Your instructions
For each line below that contains the string "Mouse", copy that line.

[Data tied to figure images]
■ ■ ■

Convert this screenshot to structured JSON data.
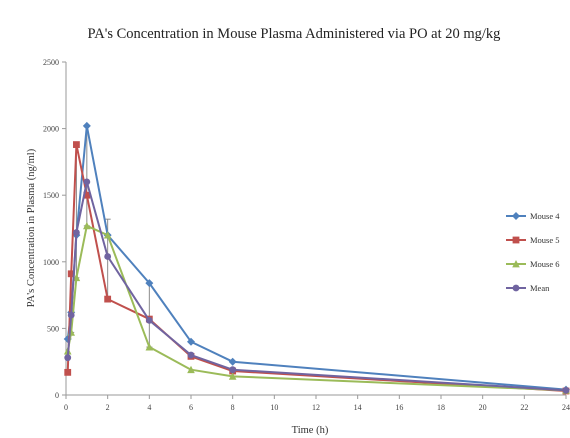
{
  "chart_data": {
    "type": "line",
    "title": "PA's Concentration in Mouse Plasma Administered via PO at 20 mg/kg",
    "xlabel": "Time (h)",
    "ylabel": "PA's Concentration in Plasma (ng/ml)",
    "xlim": [
      0,
      24
    ],
    "ylim": [
      0,
      2500
    ],
    "x_ticks": [
      0,
      2,
      4,
      6,
      8,
      10,
      12,
      14,
      16,
      18,
      20,
      22,
      24
    ],
    "x_tick_labels": [
      "0",
      "2",
      "4",
      "6",
      "8",
      "10",
      "12",
      "14",
      "16",
      "18",
      "20",
      "22",
      "24"
    ],
    "y_ticks": [
      0,
      500,
      1000,
      1500,
      2000,
      2500
    ],
    "y_tick_labels": [
      "0",
      "500",
      "1000",
      "1500",
      "2000",
      "2500"
    ],
    "grid": false,
    "legend_position": "right",
    "x": [
      0.083,
      0.25,
      0.5,
      1,
      2,
      4,
      6,
      8,
      24
    ],
    "series": [
      {
        "name": "Mouse 4",
        "color": "#4f81bd",
        "marker": "diamond",
        "values": [
          420,
          620,
          1200,
          2020,
          1200,
          840,
          400,
          250,
          40
        ]
      },
      {
        "name": "Mouse 5",
        "color": "#c0504d",
        "marker": "square",
        "values": [
          170,
          910,
          1880,
          1500,
          720,
          570,
          290,
          180,
          30
        ]
      },
      {
        "name": "Mouse 6",
        "color": "#9bbb59",
        "marker": "triangle",
        "values": [
          330,
          470,
          880,
          1270,
          1200,
          360,
          190,
          140,
          35
        ]
      },
      {
        "name": "Mean",
        "color": "#7064a0",
        "marker": "circle",
        "values": [
          280,
          600,
          1220,
          1600,
          1040,
          560,
          300,
          190,
          35
        ]
      }
    ],
    "error_bars": {
      "series": "Mean",
      "x": [
        0.25,
        0.5,
        1,
        2,
        4
      ],
      "upper": [
        920,
        1880,
        2020,
        1320,
        840
      ],
      "lower": [
        470,
        880,
        1270,
        720,
        360
      ]
    }
  }
}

■ ■ ■

The answer
    "title": "PA's Concentration in Mouse Plasma Administered via PO at 20 mg/kg",
        "name": "Mouse 4",
        "name": "Mouse 5",
        "name": "Mouse 6",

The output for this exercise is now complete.